> _Required work_: Pull every line of the entries that has the word "dengan".
— BEGIN Dataset extract —
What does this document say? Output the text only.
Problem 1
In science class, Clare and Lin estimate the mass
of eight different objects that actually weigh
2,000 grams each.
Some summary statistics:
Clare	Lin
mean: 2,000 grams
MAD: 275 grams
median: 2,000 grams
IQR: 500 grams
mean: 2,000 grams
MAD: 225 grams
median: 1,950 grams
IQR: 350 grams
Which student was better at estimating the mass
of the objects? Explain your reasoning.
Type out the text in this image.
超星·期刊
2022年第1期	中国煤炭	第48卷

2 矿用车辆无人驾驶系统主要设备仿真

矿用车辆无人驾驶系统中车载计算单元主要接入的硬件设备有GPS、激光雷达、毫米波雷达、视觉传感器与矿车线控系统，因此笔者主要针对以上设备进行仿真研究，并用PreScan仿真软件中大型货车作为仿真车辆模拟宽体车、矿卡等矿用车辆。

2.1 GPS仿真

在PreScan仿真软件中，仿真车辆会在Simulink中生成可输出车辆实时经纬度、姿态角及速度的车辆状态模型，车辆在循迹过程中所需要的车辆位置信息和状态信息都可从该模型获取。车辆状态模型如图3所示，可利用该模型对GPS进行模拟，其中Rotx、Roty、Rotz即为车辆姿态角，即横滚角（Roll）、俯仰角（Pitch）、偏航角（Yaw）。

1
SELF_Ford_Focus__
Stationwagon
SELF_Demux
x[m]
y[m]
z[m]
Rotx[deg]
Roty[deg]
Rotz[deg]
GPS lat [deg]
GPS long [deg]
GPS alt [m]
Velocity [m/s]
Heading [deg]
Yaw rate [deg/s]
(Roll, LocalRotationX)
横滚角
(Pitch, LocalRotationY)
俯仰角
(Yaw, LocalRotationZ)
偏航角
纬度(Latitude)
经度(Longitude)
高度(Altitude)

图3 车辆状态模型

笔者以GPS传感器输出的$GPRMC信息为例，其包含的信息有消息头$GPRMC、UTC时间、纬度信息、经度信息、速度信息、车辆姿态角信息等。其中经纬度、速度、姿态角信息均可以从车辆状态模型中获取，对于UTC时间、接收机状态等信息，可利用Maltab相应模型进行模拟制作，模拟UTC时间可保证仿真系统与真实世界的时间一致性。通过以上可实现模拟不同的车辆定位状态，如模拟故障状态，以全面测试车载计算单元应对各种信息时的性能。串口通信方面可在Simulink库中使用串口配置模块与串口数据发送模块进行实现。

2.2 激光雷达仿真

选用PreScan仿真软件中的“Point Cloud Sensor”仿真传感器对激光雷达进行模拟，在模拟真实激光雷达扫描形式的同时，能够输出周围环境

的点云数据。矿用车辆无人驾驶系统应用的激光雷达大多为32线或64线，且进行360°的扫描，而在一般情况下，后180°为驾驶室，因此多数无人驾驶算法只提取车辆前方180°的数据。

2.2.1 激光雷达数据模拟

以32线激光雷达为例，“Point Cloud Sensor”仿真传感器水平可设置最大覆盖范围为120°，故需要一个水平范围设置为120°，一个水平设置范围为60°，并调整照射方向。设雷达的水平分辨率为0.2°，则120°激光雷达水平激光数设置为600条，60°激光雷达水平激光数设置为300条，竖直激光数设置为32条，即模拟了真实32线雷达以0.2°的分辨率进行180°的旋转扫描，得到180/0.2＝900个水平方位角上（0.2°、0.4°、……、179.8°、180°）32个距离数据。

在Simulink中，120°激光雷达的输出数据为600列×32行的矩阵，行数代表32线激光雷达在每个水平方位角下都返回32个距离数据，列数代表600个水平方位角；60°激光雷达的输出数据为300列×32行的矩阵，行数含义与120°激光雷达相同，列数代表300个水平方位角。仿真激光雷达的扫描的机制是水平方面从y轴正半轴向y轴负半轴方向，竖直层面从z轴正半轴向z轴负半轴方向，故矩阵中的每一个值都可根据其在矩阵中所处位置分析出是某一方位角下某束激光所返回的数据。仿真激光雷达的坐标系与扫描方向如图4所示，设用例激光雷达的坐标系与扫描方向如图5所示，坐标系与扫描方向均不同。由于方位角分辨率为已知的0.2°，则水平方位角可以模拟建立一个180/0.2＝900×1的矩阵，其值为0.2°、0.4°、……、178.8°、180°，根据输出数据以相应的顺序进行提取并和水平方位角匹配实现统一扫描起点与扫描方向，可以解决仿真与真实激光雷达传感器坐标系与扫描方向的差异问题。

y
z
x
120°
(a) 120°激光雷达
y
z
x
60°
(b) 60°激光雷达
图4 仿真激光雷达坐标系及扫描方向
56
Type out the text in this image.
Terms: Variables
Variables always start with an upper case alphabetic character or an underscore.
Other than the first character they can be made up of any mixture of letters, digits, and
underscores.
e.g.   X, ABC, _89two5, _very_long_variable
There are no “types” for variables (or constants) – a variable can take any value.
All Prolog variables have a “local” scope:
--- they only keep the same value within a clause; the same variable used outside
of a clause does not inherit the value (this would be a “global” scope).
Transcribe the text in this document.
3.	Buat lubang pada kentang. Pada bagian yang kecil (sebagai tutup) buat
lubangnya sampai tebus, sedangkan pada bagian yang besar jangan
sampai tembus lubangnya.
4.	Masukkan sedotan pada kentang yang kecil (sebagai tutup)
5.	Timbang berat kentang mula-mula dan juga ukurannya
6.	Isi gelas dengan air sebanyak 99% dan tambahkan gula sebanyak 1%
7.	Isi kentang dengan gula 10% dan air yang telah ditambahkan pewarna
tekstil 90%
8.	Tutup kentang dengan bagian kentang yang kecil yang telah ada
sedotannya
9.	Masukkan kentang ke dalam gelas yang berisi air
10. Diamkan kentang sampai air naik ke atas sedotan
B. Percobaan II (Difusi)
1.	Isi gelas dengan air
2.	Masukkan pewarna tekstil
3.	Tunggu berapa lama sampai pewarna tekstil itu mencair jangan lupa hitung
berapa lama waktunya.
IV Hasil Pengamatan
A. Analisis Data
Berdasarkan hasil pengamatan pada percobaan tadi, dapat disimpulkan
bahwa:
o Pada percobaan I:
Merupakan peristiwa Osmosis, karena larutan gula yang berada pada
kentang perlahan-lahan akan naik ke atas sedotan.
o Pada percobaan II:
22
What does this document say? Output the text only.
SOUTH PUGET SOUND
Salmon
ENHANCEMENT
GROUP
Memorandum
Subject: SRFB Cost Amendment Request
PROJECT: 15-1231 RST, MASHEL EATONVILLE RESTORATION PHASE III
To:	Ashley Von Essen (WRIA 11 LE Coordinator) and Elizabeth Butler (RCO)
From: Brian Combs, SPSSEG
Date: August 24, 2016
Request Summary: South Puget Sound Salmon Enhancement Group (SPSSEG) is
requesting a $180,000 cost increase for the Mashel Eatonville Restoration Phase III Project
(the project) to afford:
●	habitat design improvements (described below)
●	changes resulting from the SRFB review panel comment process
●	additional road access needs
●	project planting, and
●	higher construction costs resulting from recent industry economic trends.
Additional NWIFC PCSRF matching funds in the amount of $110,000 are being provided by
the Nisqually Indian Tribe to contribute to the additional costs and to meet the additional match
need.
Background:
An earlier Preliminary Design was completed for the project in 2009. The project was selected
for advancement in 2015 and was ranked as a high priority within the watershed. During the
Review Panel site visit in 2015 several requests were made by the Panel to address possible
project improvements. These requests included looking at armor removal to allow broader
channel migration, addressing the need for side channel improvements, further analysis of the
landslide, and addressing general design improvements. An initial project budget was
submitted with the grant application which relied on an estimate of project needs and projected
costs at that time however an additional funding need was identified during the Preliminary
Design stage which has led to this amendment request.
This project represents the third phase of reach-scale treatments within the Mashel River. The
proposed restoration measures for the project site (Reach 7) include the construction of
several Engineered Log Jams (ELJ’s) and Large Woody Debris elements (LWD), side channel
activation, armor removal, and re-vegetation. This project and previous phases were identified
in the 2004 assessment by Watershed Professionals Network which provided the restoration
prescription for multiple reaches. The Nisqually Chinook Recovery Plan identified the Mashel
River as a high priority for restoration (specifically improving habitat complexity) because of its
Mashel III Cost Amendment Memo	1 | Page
— END Dataset extract —
> _Answer to the problem_:
6.	Isi gelas dengan air sebanyak 99% dan tambahkan gula sebanyak 1%
7.	Isi kentang dengan gula 10% dan air yang telah ditambahkan pewarna
8.	Tutup kentang dengan bagian kentang yang kecil yang telah ada
1.	Isi gelas dengan air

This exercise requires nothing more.